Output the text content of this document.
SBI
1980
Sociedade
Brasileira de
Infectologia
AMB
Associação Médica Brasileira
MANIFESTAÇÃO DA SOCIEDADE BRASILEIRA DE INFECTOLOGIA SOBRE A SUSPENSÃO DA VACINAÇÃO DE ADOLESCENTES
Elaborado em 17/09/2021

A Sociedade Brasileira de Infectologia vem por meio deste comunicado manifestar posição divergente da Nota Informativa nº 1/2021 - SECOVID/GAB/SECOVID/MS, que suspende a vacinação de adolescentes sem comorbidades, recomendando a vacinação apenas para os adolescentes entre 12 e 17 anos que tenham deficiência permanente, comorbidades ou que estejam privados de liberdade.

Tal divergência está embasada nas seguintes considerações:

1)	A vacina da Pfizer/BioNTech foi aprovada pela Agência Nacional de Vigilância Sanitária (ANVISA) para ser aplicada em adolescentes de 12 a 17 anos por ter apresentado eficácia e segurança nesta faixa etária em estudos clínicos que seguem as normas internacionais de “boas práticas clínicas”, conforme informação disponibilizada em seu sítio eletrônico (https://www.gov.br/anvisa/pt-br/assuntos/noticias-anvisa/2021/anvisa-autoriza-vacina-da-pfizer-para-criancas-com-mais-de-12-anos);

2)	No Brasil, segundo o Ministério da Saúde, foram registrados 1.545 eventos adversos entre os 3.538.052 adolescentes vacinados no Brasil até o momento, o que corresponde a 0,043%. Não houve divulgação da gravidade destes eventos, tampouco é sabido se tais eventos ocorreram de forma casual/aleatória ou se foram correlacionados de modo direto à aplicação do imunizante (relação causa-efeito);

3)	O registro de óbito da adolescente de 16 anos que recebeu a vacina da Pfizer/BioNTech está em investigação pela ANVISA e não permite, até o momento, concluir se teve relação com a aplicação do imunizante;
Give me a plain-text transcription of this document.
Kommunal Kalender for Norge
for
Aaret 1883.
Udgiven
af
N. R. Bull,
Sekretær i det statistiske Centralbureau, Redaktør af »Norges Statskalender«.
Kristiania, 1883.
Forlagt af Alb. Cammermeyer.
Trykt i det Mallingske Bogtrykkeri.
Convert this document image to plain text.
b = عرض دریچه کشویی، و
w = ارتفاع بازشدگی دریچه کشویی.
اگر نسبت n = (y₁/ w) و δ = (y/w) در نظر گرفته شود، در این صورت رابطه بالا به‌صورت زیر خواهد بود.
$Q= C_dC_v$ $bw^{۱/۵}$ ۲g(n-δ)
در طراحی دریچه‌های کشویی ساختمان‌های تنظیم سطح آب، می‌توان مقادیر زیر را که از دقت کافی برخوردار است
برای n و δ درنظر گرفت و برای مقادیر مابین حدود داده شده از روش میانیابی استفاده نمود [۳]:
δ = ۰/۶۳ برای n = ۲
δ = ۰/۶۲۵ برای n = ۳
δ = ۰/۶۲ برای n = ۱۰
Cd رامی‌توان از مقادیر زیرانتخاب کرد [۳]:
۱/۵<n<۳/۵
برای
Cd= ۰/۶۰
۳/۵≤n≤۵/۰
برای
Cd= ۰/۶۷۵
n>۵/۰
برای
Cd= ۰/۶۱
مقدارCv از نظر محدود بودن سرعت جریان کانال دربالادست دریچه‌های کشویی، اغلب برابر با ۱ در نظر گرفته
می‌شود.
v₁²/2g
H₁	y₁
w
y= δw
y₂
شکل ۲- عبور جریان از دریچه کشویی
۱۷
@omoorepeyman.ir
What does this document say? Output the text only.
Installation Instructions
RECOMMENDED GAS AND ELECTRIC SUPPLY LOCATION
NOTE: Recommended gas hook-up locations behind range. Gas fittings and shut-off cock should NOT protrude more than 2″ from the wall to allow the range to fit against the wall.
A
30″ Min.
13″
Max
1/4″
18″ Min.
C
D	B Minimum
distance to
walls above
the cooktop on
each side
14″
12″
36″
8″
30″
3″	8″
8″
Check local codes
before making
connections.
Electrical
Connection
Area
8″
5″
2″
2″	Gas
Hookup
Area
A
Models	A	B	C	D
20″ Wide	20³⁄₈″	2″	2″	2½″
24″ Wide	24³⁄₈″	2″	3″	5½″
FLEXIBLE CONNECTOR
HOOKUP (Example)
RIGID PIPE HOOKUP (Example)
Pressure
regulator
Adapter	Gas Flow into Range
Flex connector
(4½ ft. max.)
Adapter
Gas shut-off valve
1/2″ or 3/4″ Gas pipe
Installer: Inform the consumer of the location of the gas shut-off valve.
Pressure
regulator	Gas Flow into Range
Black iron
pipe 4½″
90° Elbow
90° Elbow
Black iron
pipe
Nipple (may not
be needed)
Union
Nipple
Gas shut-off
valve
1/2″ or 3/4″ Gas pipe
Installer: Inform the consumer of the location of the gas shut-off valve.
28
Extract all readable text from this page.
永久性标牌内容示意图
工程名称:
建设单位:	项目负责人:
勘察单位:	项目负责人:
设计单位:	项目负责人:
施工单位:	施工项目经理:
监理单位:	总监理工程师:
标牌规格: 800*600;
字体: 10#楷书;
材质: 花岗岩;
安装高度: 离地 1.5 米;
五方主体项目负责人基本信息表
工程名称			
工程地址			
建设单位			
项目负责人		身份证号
============================================================
Print from the line containing "Extract all readable text from this page." to the last line above, exactly as written.

Extract all readable text from this page.
永久性标牌内容示意图
工程名称:
建设单位:	项目负责人:
勘察单位:	项目负责人:
设计单位:	项目负责人:
施工单位:	施工项目经理:
监理单位:	总监理工程师:
标牌规格: 800*600;
字体: 10#楷书;
材质: 花岗岩;
安装高度: 离地 1.5 米;
五方主体项目负责人基本信息表
工程名称			
工程地址			
建设单位			
项目负责人		身份证号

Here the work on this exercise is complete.